[BEGIN Records to process]
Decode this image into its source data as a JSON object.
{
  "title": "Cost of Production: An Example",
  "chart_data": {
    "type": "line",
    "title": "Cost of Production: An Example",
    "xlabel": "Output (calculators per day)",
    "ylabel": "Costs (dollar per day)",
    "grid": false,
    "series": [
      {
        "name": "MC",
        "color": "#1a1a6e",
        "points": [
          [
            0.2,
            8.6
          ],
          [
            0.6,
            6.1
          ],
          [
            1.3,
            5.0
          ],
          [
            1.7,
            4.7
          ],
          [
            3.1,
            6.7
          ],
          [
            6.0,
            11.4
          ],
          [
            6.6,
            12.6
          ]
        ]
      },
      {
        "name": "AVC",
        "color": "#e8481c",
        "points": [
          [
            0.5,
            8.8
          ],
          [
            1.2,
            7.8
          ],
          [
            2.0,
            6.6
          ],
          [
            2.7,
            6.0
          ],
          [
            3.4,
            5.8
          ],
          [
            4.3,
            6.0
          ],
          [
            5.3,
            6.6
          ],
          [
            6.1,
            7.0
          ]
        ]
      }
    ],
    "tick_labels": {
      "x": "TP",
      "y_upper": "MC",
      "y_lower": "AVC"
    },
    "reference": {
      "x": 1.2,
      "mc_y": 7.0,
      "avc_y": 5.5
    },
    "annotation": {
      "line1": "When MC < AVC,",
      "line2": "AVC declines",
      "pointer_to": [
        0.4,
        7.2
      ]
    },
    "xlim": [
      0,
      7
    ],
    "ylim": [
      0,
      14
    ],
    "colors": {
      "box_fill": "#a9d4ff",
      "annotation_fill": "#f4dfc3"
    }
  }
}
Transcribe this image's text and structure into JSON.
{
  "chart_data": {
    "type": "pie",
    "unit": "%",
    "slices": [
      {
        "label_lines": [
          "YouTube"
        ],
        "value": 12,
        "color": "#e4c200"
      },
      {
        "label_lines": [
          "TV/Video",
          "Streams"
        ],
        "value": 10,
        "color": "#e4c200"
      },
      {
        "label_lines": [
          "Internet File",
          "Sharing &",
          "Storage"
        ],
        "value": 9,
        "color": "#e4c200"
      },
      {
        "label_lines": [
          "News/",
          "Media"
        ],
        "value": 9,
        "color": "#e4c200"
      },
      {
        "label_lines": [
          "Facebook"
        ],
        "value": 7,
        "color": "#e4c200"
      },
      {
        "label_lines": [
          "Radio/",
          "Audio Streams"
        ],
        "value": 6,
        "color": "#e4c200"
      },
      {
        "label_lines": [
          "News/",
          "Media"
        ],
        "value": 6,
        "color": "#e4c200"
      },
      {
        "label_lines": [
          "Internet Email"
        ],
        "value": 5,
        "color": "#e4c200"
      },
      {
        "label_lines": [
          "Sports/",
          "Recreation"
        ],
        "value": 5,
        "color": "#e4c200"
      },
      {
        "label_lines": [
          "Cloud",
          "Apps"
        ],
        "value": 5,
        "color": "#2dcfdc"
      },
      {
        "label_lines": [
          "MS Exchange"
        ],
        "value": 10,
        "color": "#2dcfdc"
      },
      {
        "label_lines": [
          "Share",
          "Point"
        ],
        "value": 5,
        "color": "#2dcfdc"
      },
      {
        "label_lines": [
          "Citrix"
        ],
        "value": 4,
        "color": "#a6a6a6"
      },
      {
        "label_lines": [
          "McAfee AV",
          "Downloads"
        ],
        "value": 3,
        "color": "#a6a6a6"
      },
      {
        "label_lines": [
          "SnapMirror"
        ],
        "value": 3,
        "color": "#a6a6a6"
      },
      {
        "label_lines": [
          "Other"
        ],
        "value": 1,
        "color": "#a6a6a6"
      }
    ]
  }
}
[END Records to process]
All of the material must be reproduced exactly.

#### Result of this task:
Decode this image into its source data as a JSON object.
{
  "title": "Cost of Production: An Example",
  "chart_data": {
    "type": "line",
    "title": "Cost of Production: An Example",
    "xlabel": "Output (calculators per day)",
    "ylabel": "Costs (dollar per day)",
    "grid": false,
    "series": [
      {
        "name": "MC",
        "color": "#1a1a6e",
        "points": [
          [
            0.2,
            8.6
          ],
          [
            0.6,
            6.1
          ],
          [
            1.3,
            5.0
          ],
          [
            1.7,
            4.7
          ],
          [
            3.1,
            6.7
          ],
          [
            6.0,
            11.4
          ],
          [
            6.6,
            12.6
          ]
        ]
      },
      {
        "name": "AVC",
        "color": "#e8481c",
        "points": [
          [
            0.5,
            8.8
          ],
          [
            1.2,
            7.8
          ],
          [
            2.0,
            6.6
          ],
          [
            2.7,
            6.0
          ],
          [
            3.4,
            5.8
          ],
          [
            4.3,
            6.0
          ],
          [
            5.3,
            6.6
          ],
          [
            6.1,
            7.0
          ]
        ]
      }
    ],
    "tick_labels": {
      "x": "TP",
      "y_upper": "MC",
      "y_lower": "AVC"
    },
    "reference": {
      "x": 1.2,
      "mc_y": 7.0,
      "avc_y": 5.5
    },
    "annotation": {
      "line1": "When MC < AVC,",
      "line2": "AVC declines",
      "pointer_to": [
        0.4,
        7.2
      ]
    },
    "xlim": [
      0,
      7
    ],
    "ylim": [
      0,
      14
    ],
    "colors": {
      "box_fill": "#a9d4ff",
      "annotation_fill": "#f4dfc3"
    }
  }
}
Transcribe this image's text and structure into JSON.
{
  "chart_data": {
    "type": "pie",
    "unit": "%",
    "slices": [
      {
        "label_lines": [
          "YouTube"
        ],
        "value": 12,
        "color": "#e4c200"
      },
      {
        "label_lines": [
          "TV/Video",
          "Streams"
        ],
        "value": 10,
        "color": "#e4c200"
      },
      {
        "label_lines": [
          "Internet File",
          "Sharing &",
          "Storage"
        ],
        "value": 9,
        "color": "#e4c200"
      },
      {
        "label_lines": [
          "News/",
          "Media"
        ],
        "value": 9,
        "color": "#e4c200"
      },
      {
        "label_lines": [
          "Facebook"
        ],
        "value": 7,
        "color": "#e4c200"
      },
      {
        "label_lines": [
          "Radio/",
          "Audio Streams"
        ],
        "value": 6,
        "color": "#e4c200"
      },
      {
        "label_lines": [
          "News/",
          "Media"
        ],
        "value": 6,
        "color": "#e4c200"
      },
      {
        "label_lines": [
          "Internet Email"
        ],
        "value": 5,
        "color": "#e4c200"
      },
      {
        "label_lines": [
          "Sports/",
          "Recreation"
        ],
        "value": 5,
        "color": "#e4c200"
      },
      {
        "label_lines": [
          "Cloud",
          "Apps"
        ],
        "value": 5,
        "color": "#2dcfdc"
      },
      {
        "label_lines": [
          "MS Exchange"
        ],
        "value": 10,
        "color": "#2dcfdc"
      },
      {
        "label_lines": [
          "Share",
          "Point"
        ],
        "value": 5,
        "color": "#2dcfdc"
      },
      {
        "label_lines": [
          "Citrix"
        ],
        "value": 4,
        "color": "#a6a6a6"
      },
      {
        "label_lines": [
          "McAfee AV",
          "Downloads"
        ],
        "value": 3,
        "color": "#a6a6a6"
      },
      {
        "label_lines": [
          "SnapMirror"
        ],
        "value": 3,
        "color": "#a6a6a6"
      },
      {
        "label_lines": [
          "Other"
        ],
        "value": 1,
        "color": "#a6a6a6"
      }
    ]
  }
}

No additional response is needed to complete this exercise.